→ **Aim of the task**
Reproduce the entries below in full, word for word.

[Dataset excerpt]

____

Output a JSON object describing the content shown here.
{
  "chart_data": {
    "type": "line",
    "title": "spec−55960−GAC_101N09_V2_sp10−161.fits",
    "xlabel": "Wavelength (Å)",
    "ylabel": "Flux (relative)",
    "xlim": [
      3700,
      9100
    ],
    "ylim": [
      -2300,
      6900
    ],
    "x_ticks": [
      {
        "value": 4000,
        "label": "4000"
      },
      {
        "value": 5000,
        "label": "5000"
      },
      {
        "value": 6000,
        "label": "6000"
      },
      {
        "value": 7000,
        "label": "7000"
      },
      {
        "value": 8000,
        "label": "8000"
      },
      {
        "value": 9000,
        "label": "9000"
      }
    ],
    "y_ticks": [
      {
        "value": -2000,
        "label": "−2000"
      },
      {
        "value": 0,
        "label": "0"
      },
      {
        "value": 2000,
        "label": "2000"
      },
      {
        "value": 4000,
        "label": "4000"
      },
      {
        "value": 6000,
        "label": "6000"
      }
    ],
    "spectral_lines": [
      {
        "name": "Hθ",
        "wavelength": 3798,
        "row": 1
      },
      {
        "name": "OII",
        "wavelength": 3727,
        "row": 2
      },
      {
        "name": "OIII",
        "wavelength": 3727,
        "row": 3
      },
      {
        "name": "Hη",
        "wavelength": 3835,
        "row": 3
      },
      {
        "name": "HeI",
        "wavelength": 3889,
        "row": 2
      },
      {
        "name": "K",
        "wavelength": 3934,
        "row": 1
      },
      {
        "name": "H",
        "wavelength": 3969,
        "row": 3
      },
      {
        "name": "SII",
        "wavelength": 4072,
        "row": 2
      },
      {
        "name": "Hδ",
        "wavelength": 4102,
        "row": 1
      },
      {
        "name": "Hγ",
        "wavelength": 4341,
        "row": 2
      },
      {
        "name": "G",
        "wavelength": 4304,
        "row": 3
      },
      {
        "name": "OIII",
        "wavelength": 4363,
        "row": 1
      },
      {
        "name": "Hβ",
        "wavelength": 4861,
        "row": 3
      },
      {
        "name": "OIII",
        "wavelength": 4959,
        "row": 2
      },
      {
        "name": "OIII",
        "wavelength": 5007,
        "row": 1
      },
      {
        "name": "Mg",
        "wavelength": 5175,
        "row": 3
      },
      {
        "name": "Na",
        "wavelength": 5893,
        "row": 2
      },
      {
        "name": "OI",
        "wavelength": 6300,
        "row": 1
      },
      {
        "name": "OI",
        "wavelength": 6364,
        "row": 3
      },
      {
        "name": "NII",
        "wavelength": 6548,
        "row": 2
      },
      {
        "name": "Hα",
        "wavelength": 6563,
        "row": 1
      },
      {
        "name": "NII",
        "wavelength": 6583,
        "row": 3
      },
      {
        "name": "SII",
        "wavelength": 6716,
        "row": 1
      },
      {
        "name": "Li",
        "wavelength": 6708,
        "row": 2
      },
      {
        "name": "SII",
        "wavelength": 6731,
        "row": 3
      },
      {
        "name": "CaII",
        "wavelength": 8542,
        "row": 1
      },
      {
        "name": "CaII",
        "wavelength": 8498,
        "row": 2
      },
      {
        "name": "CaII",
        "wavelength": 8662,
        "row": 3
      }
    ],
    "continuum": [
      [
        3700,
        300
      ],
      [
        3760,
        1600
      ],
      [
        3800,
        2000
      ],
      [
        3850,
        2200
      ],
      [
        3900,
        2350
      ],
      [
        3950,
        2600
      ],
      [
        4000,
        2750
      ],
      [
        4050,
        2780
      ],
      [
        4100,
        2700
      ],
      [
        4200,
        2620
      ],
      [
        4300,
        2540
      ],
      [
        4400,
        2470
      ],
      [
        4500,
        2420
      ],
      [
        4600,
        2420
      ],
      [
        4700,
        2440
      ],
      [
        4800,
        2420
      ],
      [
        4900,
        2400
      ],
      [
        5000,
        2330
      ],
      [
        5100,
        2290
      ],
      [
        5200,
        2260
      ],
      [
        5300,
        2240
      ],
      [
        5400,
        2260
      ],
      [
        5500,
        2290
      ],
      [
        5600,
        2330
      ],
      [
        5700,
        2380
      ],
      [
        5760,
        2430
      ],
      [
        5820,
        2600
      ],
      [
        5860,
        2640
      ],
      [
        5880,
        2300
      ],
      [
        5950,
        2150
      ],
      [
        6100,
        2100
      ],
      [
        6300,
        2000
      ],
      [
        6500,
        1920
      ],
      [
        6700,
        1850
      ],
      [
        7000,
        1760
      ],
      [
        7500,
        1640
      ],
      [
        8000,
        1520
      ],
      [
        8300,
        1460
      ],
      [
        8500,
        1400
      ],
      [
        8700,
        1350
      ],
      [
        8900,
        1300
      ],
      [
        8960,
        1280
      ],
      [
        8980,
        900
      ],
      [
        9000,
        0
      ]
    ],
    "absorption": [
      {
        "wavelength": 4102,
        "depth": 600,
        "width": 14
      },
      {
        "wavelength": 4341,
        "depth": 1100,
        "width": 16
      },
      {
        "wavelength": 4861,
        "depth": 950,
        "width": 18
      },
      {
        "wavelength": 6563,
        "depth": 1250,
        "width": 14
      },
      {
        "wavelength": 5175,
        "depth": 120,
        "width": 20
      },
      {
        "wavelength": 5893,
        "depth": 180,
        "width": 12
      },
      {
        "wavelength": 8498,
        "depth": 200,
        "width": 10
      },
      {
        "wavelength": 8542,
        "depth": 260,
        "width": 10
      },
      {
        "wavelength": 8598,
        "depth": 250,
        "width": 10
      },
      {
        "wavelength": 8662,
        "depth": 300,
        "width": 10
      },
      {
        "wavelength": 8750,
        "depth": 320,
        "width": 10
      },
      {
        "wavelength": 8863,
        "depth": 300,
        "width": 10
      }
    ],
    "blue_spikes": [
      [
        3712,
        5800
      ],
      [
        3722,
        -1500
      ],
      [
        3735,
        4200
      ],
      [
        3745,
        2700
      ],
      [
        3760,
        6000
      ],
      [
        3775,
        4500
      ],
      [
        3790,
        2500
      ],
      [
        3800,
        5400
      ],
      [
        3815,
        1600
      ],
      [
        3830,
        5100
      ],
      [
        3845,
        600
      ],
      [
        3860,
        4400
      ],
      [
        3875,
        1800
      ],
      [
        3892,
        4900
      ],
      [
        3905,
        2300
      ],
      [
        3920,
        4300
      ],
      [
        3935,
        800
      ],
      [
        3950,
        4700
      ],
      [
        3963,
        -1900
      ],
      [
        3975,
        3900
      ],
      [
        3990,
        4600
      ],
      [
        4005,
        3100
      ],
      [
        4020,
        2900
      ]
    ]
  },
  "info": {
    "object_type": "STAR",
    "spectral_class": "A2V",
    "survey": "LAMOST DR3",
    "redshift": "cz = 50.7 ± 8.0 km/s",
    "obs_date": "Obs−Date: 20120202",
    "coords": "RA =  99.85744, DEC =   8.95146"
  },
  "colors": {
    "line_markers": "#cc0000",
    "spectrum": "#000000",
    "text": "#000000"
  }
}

____

→ **Response to this exercise**
Output a JSON object describing the content shown here.
{
  "chart_data": {
    "type": "line",
    "title": "spec−55960−GAC_101N09_V2_sp10−161.fits",
    "xlabel": "Wavelength (Å)",
    "ylabel": "Flux (relative)",
    "xlim": [
      3700,
      9100
    ],
    "ylim": [
      -2300,
      6900
    ],
    "x_ticks": [
      {
        "value": 4000,
        "label": "4000"
      },
      {
        "value": 5000,
        "label": "5000"
      },
      {
        "value": 6000,
        "label": "6000"
      },
      {
        "value": 7000,
        "label": "7000"
      },
      {
        "value": 8000,
        "label": "8000"
      },
      {
        "value": 9000,
        "label": "9000"
      }
    ],
    "y_ticks": [
      {
        "value": -2000,
        "label": "−2000"
      },
      {
        "value": 0,
        "label": "0"
      },
      {
        "value": 2000,
        "label": "2000"
      },
      {
        "value": 4000,
        "label": "4000"
      },
      {
        "value": 6000,
        "label": "6000"
      }
    ],
    "spectral_lines": [
      {
        "name": "Hθ",
        "wavelength": 3798,
        "row": 1
      },
      {
        "name": "OII",
        "wavelength": 3727,
        "row": 2
      },
      {
        "name": "OIII",
        "wavelength": 3727,
        "row": 3
      },
      {
        "name": "Hη",
        "wavelength": 3835,
        "row": 3
      },
      {
        "name": "HeI",
        "wavelength": 3889,
        "row": 2
      },
      {
        "name": "K",
        "wavelength": 3934,
        "row": 1
      },
      {
        "name": "H",
        "wavelength": 3969,
        "row": 3
      },
      {
        "name": "SII",
        "wavelength": 4072,
        "row": 2
      },
      {
        "name": "Hδ",
        "wavelength": 4102,
        "row": 1
      },
      {
        "name": "Hγ",
        "wavelength": 4341,
        "row": 2
      },
      {
        "name": "G",
        "wavelength": 4304,
        "row": 3
      },
      {
        "name": "OIII",
        "wavelength": 4363,
        "row": 1
      },
      {
        "name": "Hβ",
        "wavelength": 4861,
        "row": 3
      },
      {
        "name": "OIII",
        "wavelength": 4959,
        "row": 2
      },
      {
        "name": "OIII",
        "wavelength": 5007,
        "row": 1
      },
      {
        "name": "Mg",
        "wavelength": 5175,
        "row": 3
      },
      {
        "name": "Na",
        "wavelength": 5893,
        "row": 2
      },
      {
        "name": "OI",
        "wavelength": 6300,
        "row": 1
      },
      {
        "name": "OI",
        "wavelength": 6364,
        "row": 3
      },
      {
        "name": "NII",
        "wavelength": 6548,
        "row": 2
      },
      {
        "name": "Hα",
        "wavelength": 6563,
        "row": 1
      },
      {
        "name": "NII",
        "wavelength": 6583,
        "row": 3
      },
      {
        "name": "SII",
        "wavelength": 6716,
        "row": 1
      },
      {
        "name": "Li",
        "wavelength": 6708,
        "row": 2
      },
      {
        "name": "SII",
        "wavelength": 6731,
        "row": 3
      },
      {
        "name": "CaII",
        "wavelength": 8542,
        "row": 1
      },
      {
        "name": "CaII",
        "wavelength": 8498,
        "row": 2
      },
      {
        "name": "CaII",
        "wavelength": 8662,
        "row": 3
      }
    ],
    "continuum": [
      [
        3700,
        300
      ],
      [
        3760,
        1600
      ],
      [
        3800,
        2000
      ],
      [
        3850,
        2200
      ],
      [
        3900,
        2350
      ],
      [
        3950,
        2600
      ],
      [
        4000,
        2750
      ],
      [
        4050,
        2780
      ],
      [
        4100,
        2700
      ],
      [
        4200,
        2620
      ],
      [
        4300,
        2540
      ],
      [
        4400,
        2470
      ],
      [
        4500,
        2420
      ],
      [
        4600,
        2420
      ],
      [
        4700,
        2440
      ],
      [
        4800,
        2420
      ],
      [
        4900,
        2400
      ],
      [
        5000,
        2330
      ],
      [
        5100,
        2290
      ],
      [
        5200,
        2260
      ],
      [
        5300,
        2240
      ],
      [
        5400,
        2260
      ],
      [
        5500,
        2290
      ],
      [
        5600,
        2330
      ],
      [
        5700,
        2380
      ],
      [
        5760,
        2430
      ],
      [
        5820,
        2600
      ],
      [
        5860,
        2640
      ],
      [
        5880,
        2300
      ],
      [
        5950,
        2150
      ],
      [
        6100,
        2100
      ],
      [
        6300,
        2000
      ],
      [
        6500,
        1920
      ],
      [
        6700,
        1850
      ],
      [
        7000,
        1760
      ],
      [
        7500,
        1640
      ],
      [
        8000,
        1520
      ],
      [
        8300,
        1460
      ],
      [
        8500,
        1400
      ],
      [
        8700,
        1350
      ],
      [
        8900,
        1300
      ],
      [
        8960,
        1280
      ],
      [
        8980,
        900
      ],
      [
        9000,
        0
      ]
    ],
    "absorption": [
      {
        "wavelength": 4102,
        "depth": 600,
        "width": 14
      },
      {
        "wavelength": 4341,
        "depth": 1100,
        "width": 16
      },
      {
        "wavelength": 4861,
        "depth": 950,
        "width": 18
      },
      {
        "wavelength": 6563,
        "depth": 1250,
        "width": 14
      },
      {
        "wavelength": 5175,
        "depth": 120,
        "width": 20
      },
      {
        "wavelength": 5893,
        "depth": 180,
        "width": 12
      },
      {
        "wavelength": 8498,
        "depth": 200,
        "width": 10
      },
      {
        "wavelength": 8542,
        "depth": 260,
        "width": 10
      },
      {
        "wavelength": 8598,
        "depth": 250,
        "width": 10
      },
      {
        "wavelength": 8662,
        "depth": 300,
        "width": 10
      },
      {
        "wavelength": 8750,
        "depth": 320,
        "width": 10
      },
      {
        "wavelength": 8863,
        "depth": 300,
        "width": 10
      }
    ],
    "blue_spikes": [
      [
        3712,
        5800
      ],
      [
        3722,
        -1500
      ],
      [
        3735,
        4200
      ],
      [
        3745,
        2700
      ],
      [
        3760,
        6000
      ],
      [
        3775,
        4500
      ],
      [
        3790,
        2500
      ],
      [
        3800,
        5400
      ],
      [
        3815,
        1600
      ],
      [
        3830,
        5100
      ],
      [
        3845,
        600
      ],
      [
        3860,
        4400
      ],
      [
        3875,
        1800
      ],
      [
        3892,
        4900
      ],
      [
        3905,
        2300
      ],
      [
        3920,
        4300
      ],
      [
        3935,
        800
      ],
      [
        3950,
        4700
      ],
      [
        3963,
        -1900
      ],
      [
        3975,
        3900
      ],
      [
        3990,
        4600
      ],
      [
        4005,
        3100
      ],
      [
        4020,
        2900
      ]
    ]
  },
  "info": {
    "object_type": "STAR",
    "spectral_class": "A2V",
    "survey": "LAMOST DR3",
    "redshift": "cz = 50.7 ± 8.0 km/s",
    "obs_date": "Obs−Date: 20120202",
    "coords": "RA =  99.85744, DEC =   8.95146"
  },
  "colors": {
    "line_markers": "#cc0000",
    "spectrum": "#000000",
    "text": "#000000"
  }
}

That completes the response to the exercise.